## [OBJECTIVE]
What follows is a block of records; restate each one word for word.
=== AVAILABLE RECORDS ===
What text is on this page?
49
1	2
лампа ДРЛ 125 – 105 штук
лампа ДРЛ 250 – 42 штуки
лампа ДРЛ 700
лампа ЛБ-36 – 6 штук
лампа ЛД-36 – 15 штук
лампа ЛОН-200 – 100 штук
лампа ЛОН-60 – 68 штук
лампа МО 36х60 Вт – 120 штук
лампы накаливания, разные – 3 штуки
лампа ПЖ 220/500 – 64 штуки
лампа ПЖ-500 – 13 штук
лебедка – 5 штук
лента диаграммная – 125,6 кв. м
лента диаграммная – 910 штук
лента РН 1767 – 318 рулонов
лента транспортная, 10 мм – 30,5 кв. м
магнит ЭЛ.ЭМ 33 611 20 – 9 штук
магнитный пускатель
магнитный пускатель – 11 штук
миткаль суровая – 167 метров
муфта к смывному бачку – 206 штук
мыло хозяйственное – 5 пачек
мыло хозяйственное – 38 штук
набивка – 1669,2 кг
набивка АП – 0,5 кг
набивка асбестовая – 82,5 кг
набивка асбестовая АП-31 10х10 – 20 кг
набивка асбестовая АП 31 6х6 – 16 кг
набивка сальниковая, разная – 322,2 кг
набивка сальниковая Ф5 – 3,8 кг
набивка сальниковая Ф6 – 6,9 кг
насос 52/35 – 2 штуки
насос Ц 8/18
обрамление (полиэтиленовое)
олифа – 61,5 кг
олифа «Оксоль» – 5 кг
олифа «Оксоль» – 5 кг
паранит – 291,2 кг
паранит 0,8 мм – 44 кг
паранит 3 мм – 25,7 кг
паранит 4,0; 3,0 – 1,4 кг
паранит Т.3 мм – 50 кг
===
## [IN RESPONSE]
What text is on this page?
49
1	2
лампа ДРЛ 125 – 105 штук
лампа ДРЛ 250 – 42 штуки
лампа ДРЛ 700
лампа ЛБ-36 – 6 штук
лампа ЛД-36 – 15 штук
лампа ЛОН-200 – 100 штук
лампа ЛОН-60 – 68 штук
лампа МО 36х60 Вт – 120 штук
лампы накаливания, разные – 3 штуки
лампа ПЖ 220/500 – 64 штуки
лампа ПЖ-500 – 13 штук
лебедка – 5 штук
лента диаграммная – 125,6 кв. м
лента диаграммная – 910 штук
лента РН 1767 – 318 рулонов
лента транспортная, 10 мм – 30,5 кв. м
магнит ЭЛ.ЭМ 33 611 20 – 9 штук
магнитный пускатель
магнитный пускатель – 11 штук
миткаль суровая – 167 метров
муфта к смывному бачку – 206 штук
мыло хозяйственное – 5 пачек
мыло хозяйственное – 38 штук
набивка – 1669,2 кг
набивка АП – 0,5 кг
набивка асбестовая – 82,5 кг
набивка асбестовая АП-31 10х10 – 20 кг
набивка асбестовая АП 31 6х6 – 16 кг
набивка сальниковая, разная – 322,2 кг
набивка сальниковая Ф5 – 3,8 кг
набивка сальниковая Ф6 – 6,9 кг
насос 52/35 – 2 штуки
насос Ц 8/18
обрамление (полиэтиленовое)
олифа – 61,5 кг
олифа «Оксоль» – 5 кг
олифа «Оксоль» – 5 кг
паранит – 291,2 кг
паранит 0,8 мм – 44 кг
паранит 3 мм – 25,7 кг
паранит 4,0; 3,0 – 1,4 кг
паранит Т.3 мм – 50 кг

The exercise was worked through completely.